==== PROVIDED INFORMATION ====

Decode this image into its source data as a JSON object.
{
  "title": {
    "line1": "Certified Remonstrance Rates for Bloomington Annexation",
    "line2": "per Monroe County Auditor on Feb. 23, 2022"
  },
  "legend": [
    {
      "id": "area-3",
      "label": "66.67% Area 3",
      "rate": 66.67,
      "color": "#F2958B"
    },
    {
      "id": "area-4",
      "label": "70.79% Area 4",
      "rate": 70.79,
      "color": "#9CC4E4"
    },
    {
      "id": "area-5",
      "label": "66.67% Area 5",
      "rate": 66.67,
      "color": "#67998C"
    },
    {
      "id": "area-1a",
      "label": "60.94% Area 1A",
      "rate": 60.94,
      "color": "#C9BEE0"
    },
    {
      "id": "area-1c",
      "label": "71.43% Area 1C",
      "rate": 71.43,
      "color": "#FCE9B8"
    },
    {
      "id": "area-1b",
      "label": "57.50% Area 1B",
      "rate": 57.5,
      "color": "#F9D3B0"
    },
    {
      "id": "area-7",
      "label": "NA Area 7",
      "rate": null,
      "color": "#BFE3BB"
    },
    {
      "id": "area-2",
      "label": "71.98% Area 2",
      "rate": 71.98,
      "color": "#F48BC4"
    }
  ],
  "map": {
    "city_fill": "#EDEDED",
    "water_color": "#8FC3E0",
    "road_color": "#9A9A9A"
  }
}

====

> _AIM OF THE TASK_
Each line above must be reproduced exactly as it stands.

> _EXPECTED ANSWER_
Decode this image into its source data as a JSON object.
{
  "title": {
    "line1": "Certified Remonstrance Rates for Bloomington Annexation",
    "line2": "per Monroe County Auditor on Feb. 23, 2022"
  },
  "legend": [
    {
      "id": "area-3",
      "label": "66.67% Area 3",
      "rate": 66.67,
      "color": "#F2958B"
    },
    {
      "id": "area-4",
      "label": "70.79% Area 4",
      "rate": 70.79,
      "color": "#9CC4E4"
    },
    {
      "id": "area-5",
      "label": "66.67% Area 5",
      "rate": 66.67,
      "color": "#67998C"
    },
    {
      "id": "area-1a",
      "label": "60.94% Area 1A",
      "rate": 60.94,
      "color": "#C9BEE0"
    },
    {
      "id": "area-1c",
      "label": "71.43% Area 1C",
      "rate": 71.43,
      "color": "#FCE9B8"
    },
    {
      "id": "area-1b",
      "label": "57.50% Area 1B",
      "rate": 57.5,
      "color": "#F9D3B0"
    },
    {
      "id": "area-7",
      "label": "NA Area 7",
      "rate": null,
      "color": "#BFE3BB"
    },
    {
      "id": "area-2",
      "label": "71.98% Area 2",
      "rate": 71.98,
      "color": "#F48BC4"
    }
  ],
  "map": {
    "city_fill": "#EDEDED",
    "water_color": "#8FC3E0",
    "road_color": "#9A9A9A"
  }
}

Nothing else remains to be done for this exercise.